[Data records]
○ ○ ○

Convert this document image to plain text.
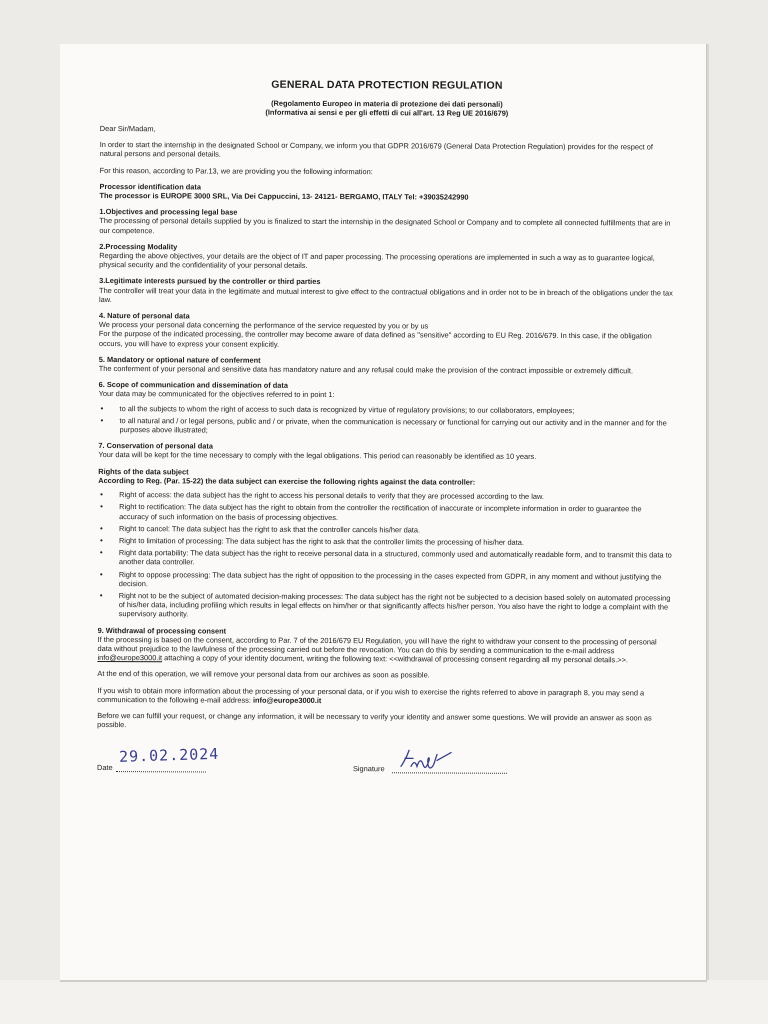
GENERAL DATA PROTECTION REGULATION
(Regolamento Europeo in materia di protezione dei dati personali)
(Informativa ai sensi e per gli effetti di cui all'art. 13 Reg UE 2016/679)

Dear Sir/Madam,

In order to start the internship in the designated School or Company, we inform you that GDPR 2016/679 (General Data Protection Regulation) provides for the respect of natural persons and personal details.

For this reason, according to Par.13, we are providing you the following information:

Processor identification data
The processor is EUROPE 3000 SRL, Via Dei Cappuccini, 13- 24121- BERGAMO, ITALY Tel: +39035242990
1.Objectives and processing legal base
The processing of personal details supplied by you is finalized to start the internship in the designated School or Company and to complete all connected fulfillments that are in our competence.
2.Processing Modality
Regarding the above objectives, your details are the object of IT and paper processing. The processing operations are implemented in such a way as to guarantee logical, physical security and the confidentiality of your personal details.
3.Legitimate interests pursued by the controller or third parties
The controller will treat your data in the legitimate and mutual interest to give effect to the contractual obligations and in order not to be in breach of the obligations under the tax law.
4. Nature of personal data
We process your personal data concerning the performance of the service requested by you or by us
For the purpose of the indicated processing, the controller may become aware of data defined as "sensitive" according to EU Reg. 2016/679. In this case, if the obligation occurs, you will have to express your consent explicitly.
5. Mandatory or optional nature of conferment
The conferment of your personal and sensitive data has mandatory nature and any refusal could make the provision of the contract impossible or extremely difficult.
6. Scope of communication and dissemination of data
Your data may be communicated for the objectives referred to in point 1:
• to all the subjects to whom the right of access to such data is recognized by virtue of regulatory provisions; to our collaborators, employees;
• to all natural and / or legal persons, public and / or private, when the communication is necessary or functional for carrying out our activity and in the manner and for the purposes above illustrated;
7. Conservation of personal data
Your data will be kept for the time necessary to comply with the legal obligations. This period can reasonably be identified as 10 years.
Rights of the data subject
According to Reg. (Par. 15-22) the data subject can exercise the following rights against the data controller:
• Right of access: the data subject has the right to access his personal details to verify that they are processed according to the law.
• Right to rectification: The data subject has the right to obtain from the controller the rectification of inaccurate or incomplete information in order to guarantee the accuracy of such information on the basis of processing objectives.
• Right to cancel: The data subject has the right to ask that the controller cancels his/her data.
• Right to limitation of processing: The data subject has the right to ask that the controller limits the processing of his/her data.
• Right data portability: The data subject has the right to receive personal data in a structured, commonly used and automatically readable form, and to transmit this data to another data controller.
• Right to oppose processing: The data subject has the right of opposition to the processing in the cases expected from GDPR, in any moment and without justifying the decision.
• Right not to be the subject of automated decision-making processes: The data subject has the right not be subjected to a decision based solely on automated processing of his/her data, including profiling which results in legal effects on him/her or that significantly affects his/her person. You also have the right to lodge a complaint with the supervisory authority.
9. Withdrawal of processing consent
If the processing is based on the consent, according to Par. 7 of the 2016/679 EU Regulation, you will have the right to withdraw your consent to the processing of personal data without prejudice to the lawfulness of the processing carried out before the revocation. You can do this by sending a communication to the e-mail address info@europe3000.it attaching a copy of your identity document, writing the following text: <<withdrawal of processing consent regarding all my personal details.>>.

At the end of this operation, we will remove your personal data from our archives as soon as possible.

If you wish to obtain more information about the processing of your personal data, or if you wish to exercise the rights referred to above in paragraph 8, you may send a communication to the following e-mail address: info@europe3000.it

Before we can fulfill your request, or change any information, it will be necessary to verify your identity and answer some questions. We will provide an answer as soon as possible.

Date
29.02.2024
Signature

○ ○ ○

What is the number of lines above that hold the string "exercise"? Answer with that number alone.

Solution ▸
2